§ **Stated problem**: Output all the material that follows, exactly as given.

━━━━━ Data rows

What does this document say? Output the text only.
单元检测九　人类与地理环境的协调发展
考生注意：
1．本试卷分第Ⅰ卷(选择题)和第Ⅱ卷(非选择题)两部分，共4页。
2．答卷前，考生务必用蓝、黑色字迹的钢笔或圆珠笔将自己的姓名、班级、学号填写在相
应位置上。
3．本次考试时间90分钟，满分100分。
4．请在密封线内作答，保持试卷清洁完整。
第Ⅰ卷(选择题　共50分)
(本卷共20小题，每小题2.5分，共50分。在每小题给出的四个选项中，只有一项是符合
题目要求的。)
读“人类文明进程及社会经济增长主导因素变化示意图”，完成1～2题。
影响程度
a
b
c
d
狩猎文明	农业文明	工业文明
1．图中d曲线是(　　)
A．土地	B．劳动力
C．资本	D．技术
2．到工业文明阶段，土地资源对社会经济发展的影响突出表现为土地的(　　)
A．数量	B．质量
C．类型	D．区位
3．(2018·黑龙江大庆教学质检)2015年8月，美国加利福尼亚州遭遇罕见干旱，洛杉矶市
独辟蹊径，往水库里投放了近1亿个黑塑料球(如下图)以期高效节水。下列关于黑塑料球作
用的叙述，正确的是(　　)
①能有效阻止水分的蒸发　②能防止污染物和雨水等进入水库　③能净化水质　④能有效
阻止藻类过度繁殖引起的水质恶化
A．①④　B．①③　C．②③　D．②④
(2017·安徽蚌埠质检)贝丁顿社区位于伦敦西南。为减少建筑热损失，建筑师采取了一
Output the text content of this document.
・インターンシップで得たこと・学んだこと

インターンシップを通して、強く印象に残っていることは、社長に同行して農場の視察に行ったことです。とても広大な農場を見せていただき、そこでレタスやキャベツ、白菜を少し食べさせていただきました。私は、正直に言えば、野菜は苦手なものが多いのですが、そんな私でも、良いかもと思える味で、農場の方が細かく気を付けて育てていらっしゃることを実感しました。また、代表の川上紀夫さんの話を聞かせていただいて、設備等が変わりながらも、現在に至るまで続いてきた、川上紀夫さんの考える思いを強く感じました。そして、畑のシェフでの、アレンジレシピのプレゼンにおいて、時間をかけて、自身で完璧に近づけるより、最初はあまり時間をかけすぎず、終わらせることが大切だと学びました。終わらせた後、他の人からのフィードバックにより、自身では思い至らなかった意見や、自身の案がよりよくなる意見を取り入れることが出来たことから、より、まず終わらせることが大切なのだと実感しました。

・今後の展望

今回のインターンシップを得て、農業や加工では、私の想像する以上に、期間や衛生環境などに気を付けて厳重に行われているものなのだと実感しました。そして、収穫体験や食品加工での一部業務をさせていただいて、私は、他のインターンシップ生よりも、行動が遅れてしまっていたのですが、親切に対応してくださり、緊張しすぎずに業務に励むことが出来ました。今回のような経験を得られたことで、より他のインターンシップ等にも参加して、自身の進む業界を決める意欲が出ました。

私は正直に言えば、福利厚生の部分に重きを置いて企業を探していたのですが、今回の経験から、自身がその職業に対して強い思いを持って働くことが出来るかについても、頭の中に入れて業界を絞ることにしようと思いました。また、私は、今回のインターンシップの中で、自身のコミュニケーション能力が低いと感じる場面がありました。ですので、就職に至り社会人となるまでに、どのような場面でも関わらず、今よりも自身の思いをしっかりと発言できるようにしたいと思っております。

━━━━━━━━━━

§ **Reply to the task**:
What does this document say? Output the text only.
单元检测九　人类与地理环境的协调发展
考生注意：
1．本试卷分第Ⅰ卷(选择题)和第Ⅱ卷(非选择题)两部分，共4页。
2．答卷前，考生务必用蓝、黑色字迹的钢笔或圆珠笔将自己的姓名、班级、学号填写在相
应位置上。
3．本次考试时间90分钟，满分100分。
4．请在密封线内作答，保持试卷清洁完整。
第Ⅰ卷(选择题　共50分)
(本卷共20小题，每小题2.5分，共50分。在每小题给出的四个选项中，只有一项是符合
题目要求的。)
读“人类文明进程及社会经济增长主导因素变化示意图”，完成1～2题。
影响程度
a
b
c
d
狩猎文明	农业文明	工业文明
1．图中d曲线是(　　)
A．土地	B．劳动力
C．资本	D．技术
2．到工业文明阶段，土地资源对社会经济发展的影响突出表现为土地的(　　)
A．数量	B．质量
C．类型	D．区位
3．(2018·黑龙江大庆教学质检)2015年8月，美国加利福尼亚州遭遇罕见干旱，洛杉矶市
独辟蹊径，往水库里投放了近1亿个黑塑料球(如下图)以期高效节水。下列关于黑塑料球作
用的叙述，正确的是(　　)
①能有效阻止水分的蒸发　②能防止污染物和雨水等进入水库　③能净化水质　④能有效
阻止藻类过度繁殖引起的水质恶化
A．①④　B．①③　C．②③　D．②④
(2017·安徽蚌埠质检)贝丁顿社区位于伦敦西南。为减少建筑热损失，建筑师采取了一
Output the text content of this document.
・インターンシップで得たこと・学んだこと

インターンシップを通して、強く印象に残っていることは、社長に同行して農場の視察に行ったことです。とても広大な農場を見せていただき、そこでレタスやキャベツ、白菜を少し食べさせていただきました。私は、正直に言えば、野菜は苦手なものが多いのですが、そんな私でも、良いかもと思える味で、農場の方が細かく気を付けて育てていらっしゃることを実感しました。また、代表の川上紀夫さんの話を聞かせていただいて、設備等が変わりながらも、現在に至るまで続いてきた、川上紀夫さんの考える思いを強く感じました。そして、畑のシェフでの、アレンジレシピのプレゼンにおいて、時間をかけて、自身で完璧に近づけるより、最初はあまり時間をかけすぎず、終わらせることが大切だと学びました。終わらせた後、他の人からのフィードバックにより、自身では思い至らなかった意見や、自身の案がよりよくなる意見を取り入れることが出来たことから、より、まず終わらせることが大切なのだと実感しました。

・今後の展望

今回のインターンシップを得て、農業や加工では、私の想像する以上に、期間や衛生環境などに気を付けて厳重に行われているものなのだと実感しました。そして、収穫体験や食品加工での一部業務をさせていただいて、私は、他のインターンシップ生よりも、行動が遅れてしまっていたのですが、親切に対応してくださり、緊張しすぎずに業務に励むことが出来ました。今回のような経験を得られたことで、より他のインターンシップ等にも参加して、自身の進む業界を決める意欲が出ました。

私は正直に言えば、福利厚生の部分に重きを置いて企業を探していたのですが、今回の経験から、自身がその職業に対して強い思いを持って働くことが出来るかについても、頭の中に入れて業界を絞ることにしようと思いました。また、私は、今回のインターンシップの中で、自身のコミュニケーション能力が低いと感じる場面がありました。ですので、就職に至り社会人となるまでに、どのような場面でも関わらず、今よりも自身の思いをしっかりと発言できるようにしたいと思っております。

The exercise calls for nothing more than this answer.